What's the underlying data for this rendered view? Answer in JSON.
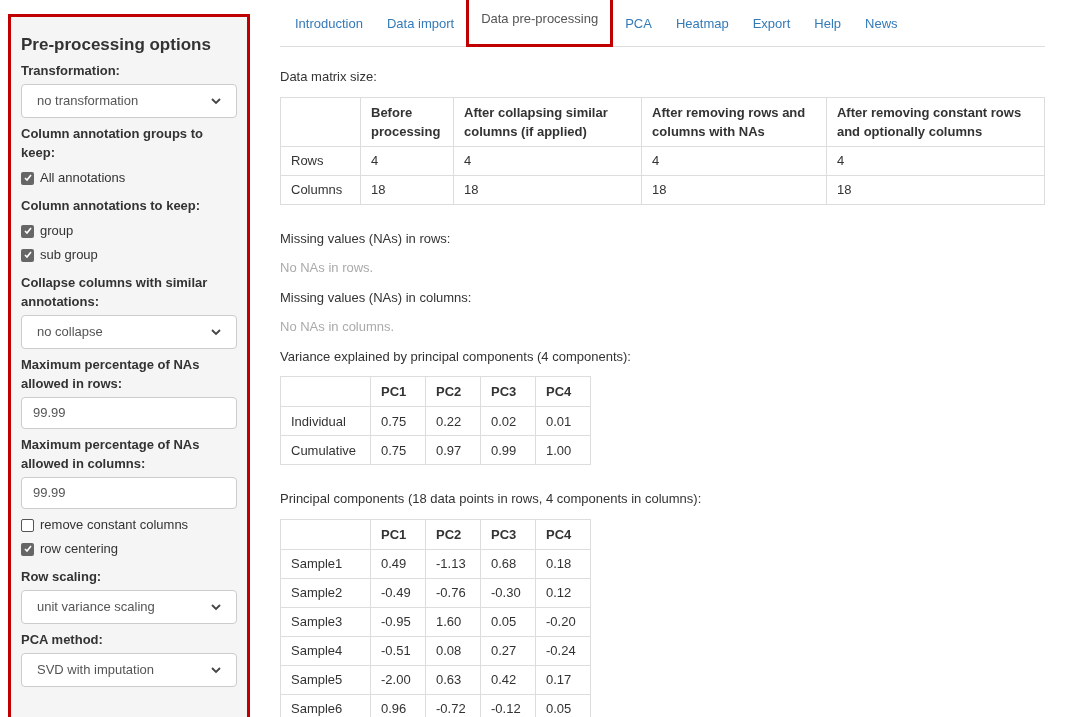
{
  "sidebar": {
    "title": "Pre-processing options",
    "items": [
      {
        "kind": "label",
        "text": "Transformation:"
      },
      {
        "kind": "select",
        "value": "no transformation"
      },
      {
        "kind": "label",
        "text": "Column annotation groups to keep:"
      },
      {
        "kind": "checkbox",
        "text": "All annotations",
        "checked": true
      },
      {
        "kind": "label",
        "text": "Column annotations to keep:"
      },
      {
        "kind": "checkbox",
        "text": "group",
        "checked": true
      },
      {
        "kind": "checkbox",
        "text": "sub group",
        "checked": true
      },
      {
        "kind": "label",
        "text": "Collapse columns with similar annotations:"
      },
      {
        "kind": "select",
        "value": "no collapse"
      },
      {
        "kind": "label",
        "text": "Maximum percentage of NAs allowed in rows:"
      },
      {
        "kind": "input",
        "value": "99.99"
      },
      {
        "kind": "label",
        "text": "Maximum percentage of NAs allowed in columns:"
      },
      {
        "kind": "input",
        "value": "99.99"
      },
      {
        "kind": "checkbox",
        "text": "remove constant columns",
        "checked": false
      },
      {
        "kind": "checkbox",
        "text": "row centering",
        "checked": true
      },
      {
        "kind": "label",
        "text": "Row scaling:"
      },
      {
        "kind": "select",
        "value": "unit variance scaling"
      },
      {
        "kind": "label",
        "text": "PCA method:"
      },
      {
        "kind": "select",
        "value": "SVD with imputation"
      }
    ]
  },
  "tabs": [
    {
      "label": "Introduction",
      "selected": false
    },
    {
      "label": "Data import",
      "selected": false
    },
    {
      "label": "Data pre-processing",
      "selected": true
    },
    {
      "label": "PCA",
      "selected": false
    },
    {
      "label": "Heatmap",
      "selected": false
    },
    {
      "label": "Export",
      "selected": false
    },
    {
      "label": "Help",
      "selected": false
    },
    {
      "label": "News",
      "selected": false
    }
  ],
  "sections": [
    {
      "kind": "table",
      "caption": "Data matrix size:",
      "columns": [
        "",
        "Before processing",
        "After collapsing similar columns (if applied)",
        "After removing rows and columns with NAs",
        "After removing constant rows and optionally columns"
      ],
      "rows": [
        [
          "Rows",
          "4",
          "4",
          "4",
          "4"
        ],
        [
          "Columns",
          "18",
          "18",
          "18",
          "18"
        ]
      ]
    },
    {
      "kind": "note",
      "caption": "Missing values (NAs) in rows:",
      "text": "No NAs in rows."
    },
    {
      "kind": "note",
      "caption": "Missing values (NAs) in columns:",
      "text": "No NAs in columns."
    },
    {
      "kind": "table",
      "caption": "Variance explained by principal components (4 components):",
      "columns": [
        "",
        "PC1",
        "PC2",
        "PC3",
        "PC4"
      ],
      "rows": [
        [
          "Individual",
          "0.75",
          "0.22",
          "0.02",
          "0.01"
        ],
        [
          "Cumulative",
          "0.75",
          "0.97",
          "0.99",
          "1.00"
        ]
      ]
    },
    {
      "kind": "table",
      "caption": "Principal components (18 data points in rows, 4 components in columns):",
      "columns": [
        "",
        "PC1",
        "PC2",
        "PC3",
        "PC4"
      ],
      "rows": [
        [
          "Sample1",
          "0.49",
          "-1.13",
          "0.68",
          "0.18"
        ],
        [
          "Sample2",
          "-0.49",
          "-0.76",
          "-0.30",
          "0.12"
        ],
        [
          "Sample3",
          "-0.95",
          "1.60",
          "0.05",
          "-0.20"
        ],
        [
          "Sample4",
          "-0.51",
          "0.08",
          "0.27",
          "-0.24"
        ],
        [
          "Sample5",
          "-2.00",
          "0.63",
          "0.42",
          "0.17"
        ],
        [
          "Sample6",
          "0.96",
          "-0.72",
          "-0.12",
          "0.05"
        ]
      ]
    }
  ]
}
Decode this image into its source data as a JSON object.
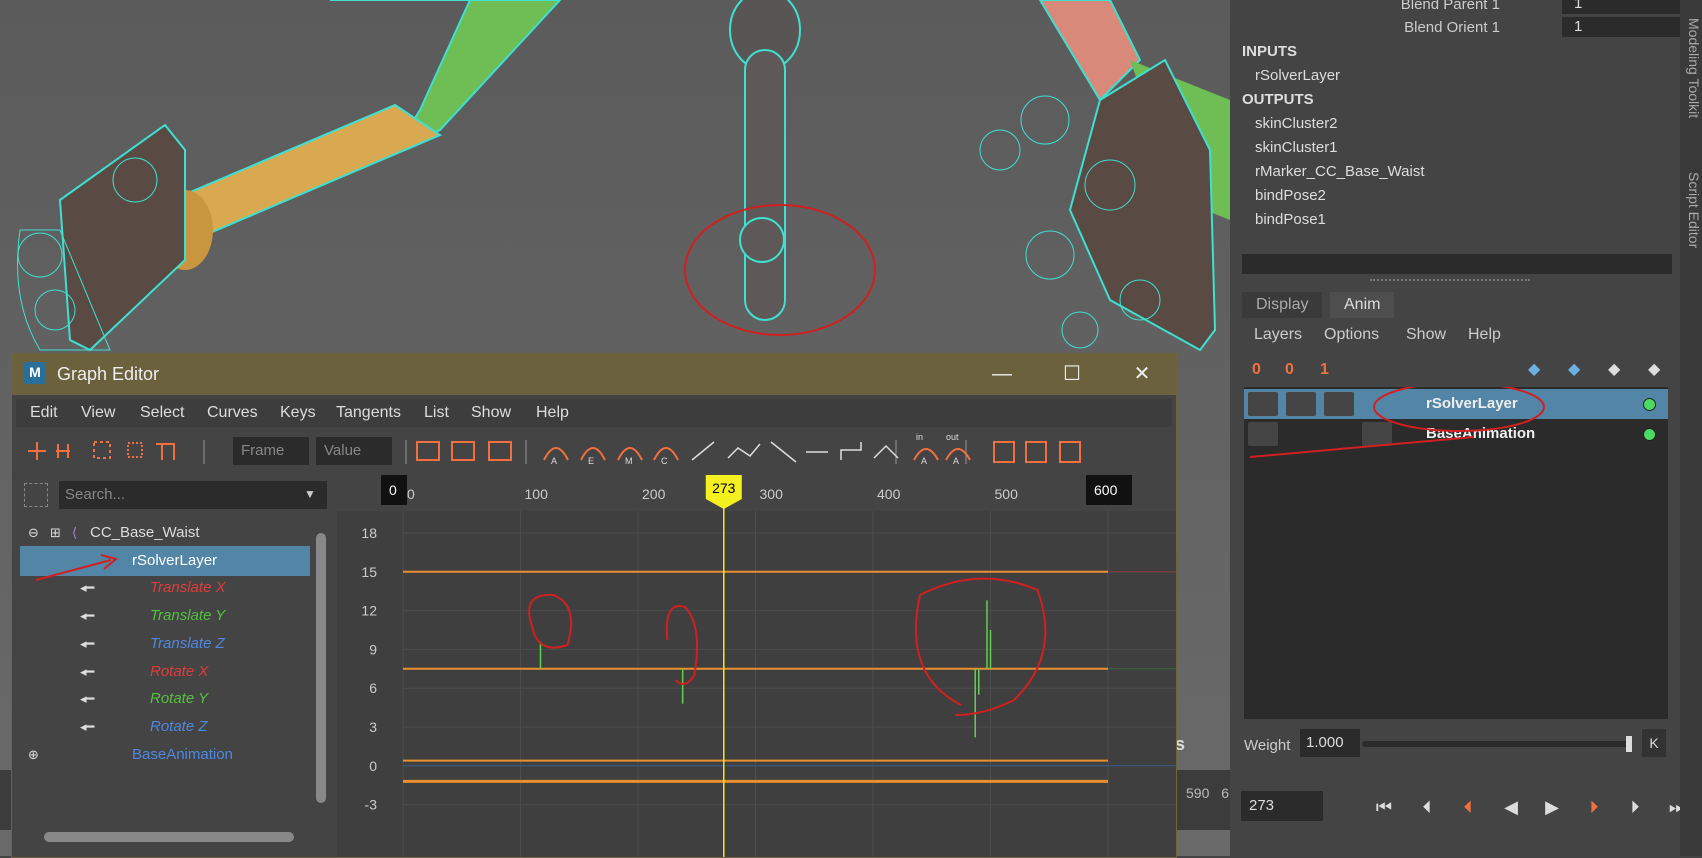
{
  "attributes": [
    {
      "label": "Blend Parent 1",
      "value": "1"
    },
    {
      "label": "Blend Orient 1",
      "value": "1"
    }
  ],
  "inputs": {
    "header": "INPUTS",
    "items": [
      "rSolverLayer"
    ]
  },
  "outputs": {
    "header": "OUTPUTS",
    "items": [
      "skinCluster2",
      "skinCluster1",
      "rMarker_CC_Base_Waist",
      "bindPose2",
      "bindPose1"
    ]
  },
  "side_tabs": [
    "Modeling Toolkit",
    "Script Editor"
  ],
  "layer_editor": {
    "tabs": [
      "Display",
      "Anim"
    ],
    "menu": [
      "Layers",
      "Options",
      "Show",
      "Help"
    ],
    "tool_labels": [
      "0",
      "0",
      "1"
    ],
    "layers": [
      {
        "name": "rSolverLayer",
        "selected": true
      },
      {
        "name": "BaseAnimation",
        "selected": false
      }
    ],
    "weight_label": "Weight",
    "weight_value": "1.000",
    "weight_fraction": 1.0,
    "key_label": "K"
  },
  "transport": {
    "current_frame": "273"
  },
  "timeline": {
    "tick_label": "590",
    "partial": "6",
    "viewport_hud": "s"
  },
  "graph_editor": {
    "title": "Graph Editor",
    "logo": "M",
    "window_controls": {
      "minimize": "—",
      "maximize": "☐",
      "close": "✕"
    },
    "menu": [
      "Edit",
      "View",
      "Select",
      "Curves",
      "Keys",
      "Tangents",
      "List",
      "Show",
      "Help"
    ],
    "frame_placeholder": "Frame",
    "value_placeholder": "Value",
    "tool_letters": [
      "A",
      "E",
      "M",
      "C",
      "A",
      "A"
    ],
    "tool_tags": [
      "in",
      "out"
    ],
    "search_placeholder": "Search...",
    "outliner": [
      {
        "label": "CC_Base_Waist",
        "color": "#dddddd",
        "icon": "joint-icon"
      },
      {
        "label": "rSolverLayer",
        "color": "#ffffff",
        "selected": true
      },
      {
        "label": "Translate X",
        "color": "#e03c3c",
        "italic": true
      },
      {
        "label": "Translate Y",
        "color": "#55c040",
        "italic": true
      },
      {
        "label": "Translate Z",
        "color": "#4f88e0",
        "italic": true
      },
      {
        "label": "Rotate X",
        "color": "#e03c3c",
        "italic": true
      },
      {
        "label": "Rotate Y",
        "color": "#55c040",
        "italic": true
      },
      {
        "label": "Rotate Z",
        "color": "#4f88e0",
        "italic": true
      },
      {
        "label": "BaseAnimation",
        "color": "#4f88e0"
      }
    ],
    "time_range": {
      "start": 0,
      "end": 600
    },
    "current_time": 273,
    "x_ticks": [
      0,
      100,
      200,
      300,
      400,
      500
    ],
    "y_ticks": [
      18,
      15,
      12,
      9,
      6,
      3,
      0,
      -3
    ],
    "start_label": "0",
    "end_label": "600",
    "current_label": "273"
  }
}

_YOUR INSTRUCTIONS_:
Show the lines of the data that hold the word "allowed".

_EXERCISE SOLUTION_:
        "text": "Maximum percentage of NAs allowed in rows:"
        "text": "Maximum percentage of NAs allowed in columns:"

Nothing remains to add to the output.